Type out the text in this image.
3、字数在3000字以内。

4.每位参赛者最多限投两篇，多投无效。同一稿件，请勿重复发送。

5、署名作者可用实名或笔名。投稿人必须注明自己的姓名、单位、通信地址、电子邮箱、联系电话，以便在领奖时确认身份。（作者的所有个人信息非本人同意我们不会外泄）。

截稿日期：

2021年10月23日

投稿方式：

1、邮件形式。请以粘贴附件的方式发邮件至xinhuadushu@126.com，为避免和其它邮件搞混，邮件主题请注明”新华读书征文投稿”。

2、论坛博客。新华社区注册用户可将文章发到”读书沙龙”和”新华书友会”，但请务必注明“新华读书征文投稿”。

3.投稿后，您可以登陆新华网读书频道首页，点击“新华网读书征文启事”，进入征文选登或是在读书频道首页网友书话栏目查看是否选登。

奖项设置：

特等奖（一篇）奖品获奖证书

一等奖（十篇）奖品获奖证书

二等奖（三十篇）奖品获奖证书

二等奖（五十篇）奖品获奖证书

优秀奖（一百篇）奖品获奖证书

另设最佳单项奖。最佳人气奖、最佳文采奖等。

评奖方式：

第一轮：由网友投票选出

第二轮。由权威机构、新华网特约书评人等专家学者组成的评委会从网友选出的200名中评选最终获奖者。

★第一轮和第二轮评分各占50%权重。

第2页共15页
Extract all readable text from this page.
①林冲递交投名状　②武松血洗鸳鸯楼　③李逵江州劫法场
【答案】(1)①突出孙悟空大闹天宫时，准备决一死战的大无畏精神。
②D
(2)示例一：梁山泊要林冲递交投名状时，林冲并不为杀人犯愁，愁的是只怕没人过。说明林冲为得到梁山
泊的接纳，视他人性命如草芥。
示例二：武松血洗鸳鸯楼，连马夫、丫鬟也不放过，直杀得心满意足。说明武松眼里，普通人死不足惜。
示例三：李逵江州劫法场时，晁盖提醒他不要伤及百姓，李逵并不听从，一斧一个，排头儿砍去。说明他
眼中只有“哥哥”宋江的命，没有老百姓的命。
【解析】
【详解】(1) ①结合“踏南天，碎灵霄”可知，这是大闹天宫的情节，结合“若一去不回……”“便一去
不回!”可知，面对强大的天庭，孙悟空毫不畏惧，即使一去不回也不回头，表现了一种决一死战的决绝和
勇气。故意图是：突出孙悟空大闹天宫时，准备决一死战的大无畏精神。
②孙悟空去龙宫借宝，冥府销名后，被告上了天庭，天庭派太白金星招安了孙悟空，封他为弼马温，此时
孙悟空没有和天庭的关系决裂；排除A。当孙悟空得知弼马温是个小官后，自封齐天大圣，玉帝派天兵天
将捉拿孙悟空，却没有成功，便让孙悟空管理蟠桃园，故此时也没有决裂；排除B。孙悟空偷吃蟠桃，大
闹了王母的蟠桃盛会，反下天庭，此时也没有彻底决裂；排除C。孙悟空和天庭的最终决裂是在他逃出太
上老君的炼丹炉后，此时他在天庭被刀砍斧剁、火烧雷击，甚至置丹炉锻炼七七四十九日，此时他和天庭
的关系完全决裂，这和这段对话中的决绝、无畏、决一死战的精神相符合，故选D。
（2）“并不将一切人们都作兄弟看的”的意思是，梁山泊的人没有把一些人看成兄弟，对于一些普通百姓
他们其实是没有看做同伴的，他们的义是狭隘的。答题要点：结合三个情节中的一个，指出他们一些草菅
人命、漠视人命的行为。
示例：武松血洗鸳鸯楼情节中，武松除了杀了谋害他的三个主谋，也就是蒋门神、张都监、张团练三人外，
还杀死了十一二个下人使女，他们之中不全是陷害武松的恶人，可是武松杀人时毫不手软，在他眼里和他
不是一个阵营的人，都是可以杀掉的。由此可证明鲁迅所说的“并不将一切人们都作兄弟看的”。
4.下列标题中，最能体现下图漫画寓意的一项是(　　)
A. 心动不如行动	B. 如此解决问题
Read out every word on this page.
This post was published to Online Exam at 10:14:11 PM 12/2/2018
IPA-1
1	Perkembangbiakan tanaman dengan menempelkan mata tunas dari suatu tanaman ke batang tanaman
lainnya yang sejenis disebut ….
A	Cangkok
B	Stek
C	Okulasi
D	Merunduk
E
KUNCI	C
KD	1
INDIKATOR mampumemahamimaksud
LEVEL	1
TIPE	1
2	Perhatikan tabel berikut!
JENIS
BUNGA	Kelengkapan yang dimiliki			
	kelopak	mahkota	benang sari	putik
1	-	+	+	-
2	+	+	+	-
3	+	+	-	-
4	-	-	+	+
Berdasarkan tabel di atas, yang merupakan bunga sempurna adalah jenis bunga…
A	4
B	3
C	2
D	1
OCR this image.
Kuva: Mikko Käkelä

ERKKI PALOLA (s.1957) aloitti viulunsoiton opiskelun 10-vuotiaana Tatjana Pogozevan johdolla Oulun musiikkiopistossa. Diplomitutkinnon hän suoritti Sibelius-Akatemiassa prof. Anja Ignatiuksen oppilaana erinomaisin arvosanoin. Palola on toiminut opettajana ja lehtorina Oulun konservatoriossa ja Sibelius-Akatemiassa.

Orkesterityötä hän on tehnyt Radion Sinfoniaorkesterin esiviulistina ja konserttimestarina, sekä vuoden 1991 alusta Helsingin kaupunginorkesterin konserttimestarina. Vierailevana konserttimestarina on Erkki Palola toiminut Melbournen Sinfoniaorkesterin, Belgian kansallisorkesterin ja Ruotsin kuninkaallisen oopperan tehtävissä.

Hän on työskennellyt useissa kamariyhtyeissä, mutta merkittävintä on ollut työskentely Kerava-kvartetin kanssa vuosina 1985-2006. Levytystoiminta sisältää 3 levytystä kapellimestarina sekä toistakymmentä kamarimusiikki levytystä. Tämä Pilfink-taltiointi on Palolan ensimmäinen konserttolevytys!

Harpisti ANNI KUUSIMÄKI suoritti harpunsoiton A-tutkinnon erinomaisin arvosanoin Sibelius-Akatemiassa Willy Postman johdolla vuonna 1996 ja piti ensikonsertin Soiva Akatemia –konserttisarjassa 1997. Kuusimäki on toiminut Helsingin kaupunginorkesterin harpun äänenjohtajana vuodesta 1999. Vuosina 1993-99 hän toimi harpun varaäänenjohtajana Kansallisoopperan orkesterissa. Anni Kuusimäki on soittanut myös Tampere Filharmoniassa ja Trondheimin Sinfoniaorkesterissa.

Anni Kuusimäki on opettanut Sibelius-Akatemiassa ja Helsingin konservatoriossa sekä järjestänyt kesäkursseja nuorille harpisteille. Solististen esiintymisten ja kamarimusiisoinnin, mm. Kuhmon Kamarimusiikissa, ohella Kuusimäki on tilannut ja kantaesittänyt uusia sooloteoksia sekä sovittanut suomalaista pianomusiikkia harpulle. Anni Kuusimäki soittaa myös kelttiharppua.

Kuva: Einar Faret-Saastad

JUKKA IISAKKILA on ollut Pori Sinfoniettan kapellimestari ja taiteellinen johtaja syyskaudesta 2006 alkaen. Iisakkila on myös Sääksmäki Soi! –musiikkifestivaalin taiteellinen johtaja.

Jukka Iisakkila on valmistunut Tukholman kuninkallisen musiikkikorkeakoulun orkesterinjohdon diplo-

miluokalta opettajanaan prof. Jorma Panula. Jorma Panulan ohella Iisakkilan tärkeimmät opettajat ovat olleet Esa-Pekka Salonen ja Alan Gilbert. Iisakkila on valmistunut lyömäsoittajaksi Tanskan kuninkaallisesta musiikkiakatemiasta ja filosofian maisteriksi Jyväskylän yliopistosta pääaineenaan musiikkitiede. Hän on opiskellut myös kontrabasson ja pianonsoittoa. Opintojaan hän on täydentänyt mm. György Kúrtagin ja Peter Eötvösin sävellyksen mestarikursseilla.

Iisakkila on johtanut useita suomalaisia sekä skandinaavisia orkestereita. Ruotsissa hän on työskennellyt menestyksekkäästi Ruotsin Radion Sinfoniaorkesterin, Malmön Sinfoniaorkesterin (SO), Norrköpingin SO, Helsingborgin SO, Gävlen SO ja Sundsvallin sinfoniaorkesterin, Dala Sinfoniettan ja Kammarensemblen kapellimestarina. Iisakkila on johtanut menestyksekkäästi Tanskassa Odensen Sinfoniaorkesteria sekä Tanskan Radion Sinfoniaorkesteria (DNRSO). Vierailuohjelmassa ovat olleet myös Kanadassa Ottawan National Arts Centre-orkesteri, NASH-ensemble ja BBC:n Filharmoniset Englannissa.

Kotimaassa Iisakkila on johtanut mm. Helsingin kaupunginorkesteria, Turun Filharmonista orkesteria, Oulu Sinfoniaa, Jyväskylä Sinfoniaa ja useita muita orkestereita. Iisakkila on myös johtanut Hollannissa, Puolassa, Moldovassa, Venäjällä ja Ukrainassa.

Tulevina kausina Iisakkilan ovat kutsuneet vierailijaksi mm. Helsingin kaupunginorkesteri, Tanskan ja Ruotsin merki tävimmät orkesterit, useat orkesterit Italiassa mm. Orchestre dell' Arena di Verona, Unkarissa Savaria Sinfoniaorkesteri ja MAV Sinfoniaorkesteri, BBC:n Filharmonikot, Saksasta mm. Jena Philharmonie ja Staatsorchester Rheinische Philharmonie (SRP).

Given exercise
Find the string "image" in the listing and return every line that holds it.

Reply to the task
Type out the text in this image.
OCR this image.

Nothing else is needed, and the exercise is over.